__Task statement__.
Your task is to copy every record exactly.

(Extracted records)
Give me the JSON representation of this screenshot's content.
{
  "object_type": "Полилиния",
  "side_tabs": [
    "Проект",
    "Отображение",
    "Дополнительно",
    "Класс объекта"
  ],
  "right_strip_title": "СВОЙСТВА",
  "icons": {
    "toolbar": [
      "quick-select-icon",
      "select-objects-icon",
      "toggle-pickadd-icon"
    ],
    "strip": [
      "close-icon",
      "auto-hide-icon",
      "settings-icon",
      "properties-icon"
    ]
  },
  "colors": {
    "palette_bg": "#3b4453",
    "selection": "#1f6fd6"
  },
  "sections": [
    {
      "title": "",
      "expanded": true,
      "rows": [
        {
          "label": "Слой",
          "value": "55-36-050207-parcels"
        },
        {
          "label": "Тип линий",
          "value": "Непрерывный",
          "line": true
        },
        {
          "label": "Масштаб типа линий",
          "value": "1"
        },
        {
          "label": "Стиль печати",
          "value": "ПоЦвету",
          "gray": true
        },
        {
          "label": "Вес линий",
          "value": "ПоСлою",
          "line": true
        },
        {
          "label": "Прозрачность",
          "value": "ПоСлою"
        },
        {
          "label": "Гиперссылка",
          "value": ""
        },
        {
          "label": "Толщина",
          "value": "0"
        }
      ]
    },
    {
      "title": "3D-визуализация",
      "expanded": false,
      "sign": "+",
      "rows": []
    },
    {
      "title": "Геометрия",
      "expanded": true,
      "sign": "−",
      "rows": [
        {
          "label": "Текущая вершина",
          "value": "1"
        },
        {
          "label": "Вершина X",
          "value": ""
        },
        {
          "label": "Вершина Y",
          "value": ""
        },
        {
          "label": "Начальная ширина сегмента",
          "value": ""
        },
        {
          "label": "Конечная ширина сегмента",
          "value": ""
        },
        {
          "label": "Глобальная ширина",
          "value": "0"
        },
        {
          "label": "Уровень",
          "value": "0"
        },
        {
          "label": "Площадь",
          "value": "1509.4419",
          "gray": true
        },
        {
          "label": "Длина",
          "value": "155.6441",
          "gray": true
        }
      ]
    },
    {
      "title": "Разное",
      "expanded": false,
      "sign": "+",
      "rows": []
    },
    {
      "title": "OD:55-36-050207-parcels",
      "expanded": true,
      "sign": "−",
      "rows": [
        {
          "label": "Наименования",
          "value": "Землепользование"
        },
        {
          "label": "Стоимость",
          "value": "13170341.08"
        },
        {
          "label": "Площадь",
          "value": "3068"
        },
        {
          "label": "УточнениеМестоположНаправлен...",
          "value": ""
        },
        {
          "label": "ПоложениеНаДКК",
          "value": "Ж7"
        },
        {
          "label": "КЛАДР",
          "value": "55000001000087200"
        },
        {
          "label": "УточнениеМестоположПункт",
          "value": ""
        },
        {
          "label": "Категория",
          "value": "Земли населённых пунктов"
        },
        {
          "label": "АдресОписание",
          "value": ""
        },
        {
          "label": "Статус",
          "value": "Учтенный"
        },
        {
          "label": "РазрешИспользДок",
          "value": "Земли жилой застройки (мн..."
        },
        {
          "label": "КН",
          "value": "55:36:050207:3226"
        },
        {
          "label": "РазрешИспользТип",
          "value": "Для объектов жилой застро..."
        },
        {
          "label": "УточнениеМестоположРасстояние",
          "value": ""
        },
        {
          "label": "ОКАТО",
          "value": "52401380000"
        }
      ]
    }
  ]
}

__The reply__.
Give me the JSON representation of this screenshot's content.
{
  "object_type": "Полилиния",
  "side_tabs": [
    "Проект",
    "Отображение",
    "Дополнительно",
    "Класс объекта"
  ],
  "right_strip_title": "СВОЙСТВА",
  "icons": {
    "toolbar": [
      "quick-select-icon",
      "select-objects-icon",
      "toggle-pickadd-icon"
    ],
    "strip": [
      "close-icon",
      "auto-hide-icon",
      "settings-icon",
      "properties-icon"
    ]
  },
  "colors": {
    "palette_bg": "#3b4453",
    "selection": "#1f6fd6"
  },
  "sections": [
    {
      "title": "",
      "expanded": true,
      "rows": [
        {
          "label": "Слой",
          "value": "55-36-050207-parcels"
        },
        {
          "label": "Тип линий",
          "value": "Непрерывный",
          "line": true
        },
        {
          "label": "Масштаб типа линий",
          "value": "1"
        },
        {
          "label": "Стиль печати",
          "value": "ПоЦвету",
          "gray": true
        },
        {
          "label": "Вес линий",
          "value": "ПоСлою",
          "line": true
        },
        {
          "label": "Прозрачность",
          "value": "ПоСлою"
        },
        {
          "label": "Гиперссылка",
          "value": ""
        },
        {
          "label": "Толщина",
          "value": "0"
        }
      ]
    },
    {
      "title": "3D-визуализация",
      "expanded": false,
      "sign": "+",
      "rows": []
    },
    {
      "title": "Геометрия",
      "expanded": true,
      "sign": "−",
      "rows": [
        {
          "label": "Текущая вершина",
          "value": "1"
        },
        {
          "label": "Вершина X",
          "value": ""
        },
        {
          "label": "Вершина Y",
          "value": ""
        },
        {
          "label": "Начальная ширина сегмента",
          "value": ""
        },
        {
          "label": "Конечная ширина сегмента",
          "value": ""
        },
        {
          "label": "Глобальная ширина",
          "value": "0"
        },
        {
          "label": "Уровень",
          "value": "0"
        },
        {
          "label": "Площадь",
          "value": "1509.4419",
          "gray": true
        },
        {
          "label": "Длина",
          "value": "155.6441",
          "gray": true
        }
      ]
    },
    {
      "title": "Разное",
      "expanded": false,
      "sign": "+",
      "rows": []
    },
    {
      "title": "OD:55-36-050207-parcels",
      "expanded": true,
      "sign": "−",
      "rows": [
        {
          "label": "Наименования",
          "value": "Землепользование"
        },
        {
          "label": "Стоимость",
          "value": "13170341.08"
        },
        {
          "label": "Площадь",
          "value": "3068"
        },
        {
          "label": "УточнениеМестоположНаправлен...",
          "value": ""
        },
        {
          "label": "ПоложениеНаДКК",
          "value": "Ж7"
        },
        {
          "label": "КЛАДР",
          "value": "55000001000087200"
        },
        {
          "label": "УточнениеМестоположПункт",
          "value": ""
        },
        {
          "label": "Категория",
          "value": "Земли населённых пунктов"
        },
        {
          "label": "АдресОписание",
          "value": ""
        },
        {
          "label": "Статус",
          "value": "Учтенный"
        },
        {
          "label": "РазрешИспользДок",
          "value": "Земли жилой застройки (мн..."
        },
        {
          "label": "КН",
          "value": "55:36:050207:3226"
        },
        {
          "label": "РазрешИспользТип",
          "value": "Для объектов жилой застро..."
        },
        {
          "label": "УточнениеМестоположРасстояние",
          "value": ""
        },
        {
          "label": "ОКАТО",
          "value": "52401380000"
        }
      ]
    }
  ]
}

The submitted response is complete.